● **THE TASK**:
Identify the lines containing the word "letter". Copy each one.

● **MATERIAL SUPPLIED**:

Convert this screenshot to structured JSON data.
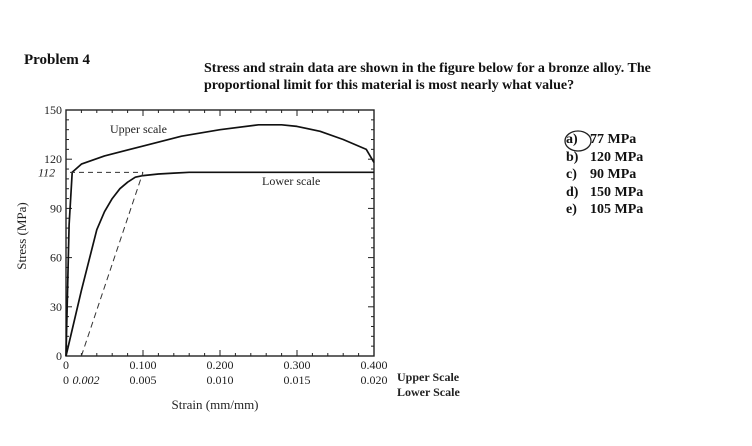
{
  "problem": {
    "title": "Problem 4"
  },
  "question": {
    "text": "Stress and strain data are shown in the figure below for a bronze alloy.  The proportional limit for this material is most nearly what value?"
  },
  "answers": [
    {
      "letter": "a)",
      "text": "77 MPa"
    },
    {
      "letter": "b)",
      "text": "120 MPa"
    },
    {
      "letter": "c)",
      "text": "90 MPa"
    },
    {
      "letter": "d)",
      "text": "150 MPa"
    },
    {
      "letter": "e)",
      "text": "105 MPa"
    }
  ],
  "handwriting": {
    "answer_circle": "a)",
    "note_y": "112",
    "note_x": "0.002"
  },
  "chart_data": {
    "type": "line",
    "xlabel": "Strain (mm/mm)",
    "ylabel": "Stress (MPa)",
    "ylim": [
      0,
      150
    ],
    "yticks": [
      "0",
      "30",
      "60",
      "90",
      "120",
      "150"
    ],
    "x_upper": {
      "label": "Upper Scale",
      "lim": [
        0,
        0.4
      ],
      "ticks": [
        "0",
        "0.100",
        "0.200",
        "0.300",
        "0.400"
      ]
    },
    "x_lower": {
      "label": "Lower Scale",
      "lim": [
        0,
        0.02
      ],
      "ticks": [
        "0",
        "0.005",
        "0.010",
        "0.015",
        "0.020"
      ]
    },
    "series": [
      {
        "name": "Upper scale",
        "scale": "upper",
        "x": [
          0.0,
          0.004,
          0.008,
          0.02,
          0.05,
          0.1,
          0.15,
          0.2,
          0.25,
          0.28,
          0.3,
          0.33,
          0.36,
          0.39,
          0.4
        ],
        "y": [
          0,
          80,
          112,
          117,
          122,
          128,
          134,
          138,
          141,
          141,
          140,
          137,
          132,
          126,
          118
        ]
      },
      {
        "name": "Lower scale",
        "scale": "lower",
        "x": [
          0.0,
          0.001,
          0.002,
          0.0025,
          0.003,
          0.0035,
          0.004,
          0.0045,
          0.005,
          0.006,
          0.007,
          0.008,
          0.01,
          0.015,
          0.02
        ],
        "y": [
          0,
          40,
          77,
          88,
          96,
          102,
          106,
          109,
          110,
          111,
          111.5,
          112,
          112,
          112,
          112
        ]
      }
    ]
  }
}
* * *
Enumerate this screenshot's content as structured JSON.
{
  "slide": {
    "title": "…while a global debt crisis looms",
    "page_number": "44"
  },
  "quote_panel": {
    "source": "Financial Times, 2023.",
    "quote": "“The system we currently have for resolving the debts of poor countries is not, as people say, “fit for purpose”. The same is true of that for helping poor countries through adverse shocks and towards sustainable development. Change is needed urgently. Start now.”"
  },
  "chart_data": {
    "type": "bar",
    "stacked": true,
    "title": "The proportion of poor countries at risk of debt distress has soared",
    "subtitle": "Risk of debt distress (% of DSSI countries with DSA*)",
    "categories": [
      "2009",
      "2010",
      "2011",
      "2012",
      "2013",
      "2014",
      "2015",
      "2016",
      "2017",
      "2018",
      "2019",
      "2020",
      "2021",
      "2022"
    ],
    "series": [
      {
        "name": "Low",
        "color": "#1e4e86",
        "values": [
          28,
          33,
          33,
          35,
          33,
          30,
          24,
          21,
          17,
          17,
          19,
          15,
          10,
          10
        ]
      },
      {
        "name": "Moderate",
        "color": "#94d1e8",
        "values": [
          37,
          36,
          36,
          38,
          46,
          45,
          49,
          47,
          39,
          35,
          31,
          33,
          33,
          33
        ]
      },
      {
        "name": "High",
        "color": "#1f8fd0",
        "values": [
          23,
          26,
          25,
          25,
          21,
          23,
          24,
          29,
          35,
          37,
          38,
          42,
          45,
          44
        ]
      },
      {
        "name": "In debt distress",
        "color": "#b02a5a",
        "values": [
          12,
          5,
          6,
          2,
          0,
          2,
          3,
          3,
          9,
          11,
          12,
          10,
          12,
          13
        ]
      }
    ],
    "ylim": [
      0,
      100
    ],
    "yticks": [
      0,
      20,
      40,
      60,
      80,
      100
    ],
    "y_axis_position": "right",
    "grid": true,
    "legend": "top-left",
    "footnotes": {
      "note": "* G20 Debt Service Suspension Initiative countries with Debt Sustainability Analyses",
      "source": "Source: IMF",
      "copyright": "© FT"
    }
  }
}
* * *
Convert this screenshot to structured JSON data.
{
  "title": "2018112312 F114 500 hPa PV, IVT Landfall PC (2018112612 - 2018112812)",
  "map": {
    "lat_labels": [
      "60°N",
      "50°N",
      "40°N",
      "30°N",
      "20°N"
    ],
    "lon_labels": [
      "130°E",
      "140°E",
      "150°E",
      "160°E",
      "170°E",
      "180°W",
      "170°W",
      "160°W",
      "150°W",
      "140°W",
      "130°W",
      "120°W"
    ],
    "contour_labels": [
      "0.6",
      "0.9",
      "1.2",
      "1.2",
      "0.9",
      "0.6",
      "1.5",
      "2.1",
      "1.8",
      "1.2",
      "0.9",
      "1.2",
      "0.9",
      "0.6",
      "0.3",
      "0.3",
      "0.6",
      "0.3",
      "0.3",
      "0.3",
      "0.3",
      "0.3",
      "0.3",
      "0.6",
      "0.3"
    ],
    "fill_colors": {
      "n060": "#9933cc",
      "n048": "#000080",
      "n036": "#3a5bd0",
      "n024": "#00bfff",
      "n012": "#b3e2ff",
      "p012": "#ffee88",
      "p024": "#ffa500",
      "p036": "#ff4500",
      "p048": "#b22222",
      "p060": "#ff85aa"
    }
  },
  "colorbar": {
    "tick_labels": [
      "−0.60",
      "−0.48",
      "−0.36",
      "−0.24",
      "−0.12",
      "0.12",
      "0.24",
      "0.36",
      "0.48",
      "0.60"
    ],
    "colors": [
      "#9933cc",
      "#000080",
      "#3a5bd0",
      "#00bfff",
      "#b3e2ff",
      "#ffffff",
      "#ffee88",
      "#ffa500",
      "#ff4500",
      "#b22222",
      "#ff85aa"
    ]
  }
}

● **WRITTEN REPLY**:
      "letter": "a)",
      "letter": "b)",
      "letter": "c)",
      "letter": "d)",
      "letter": "e)",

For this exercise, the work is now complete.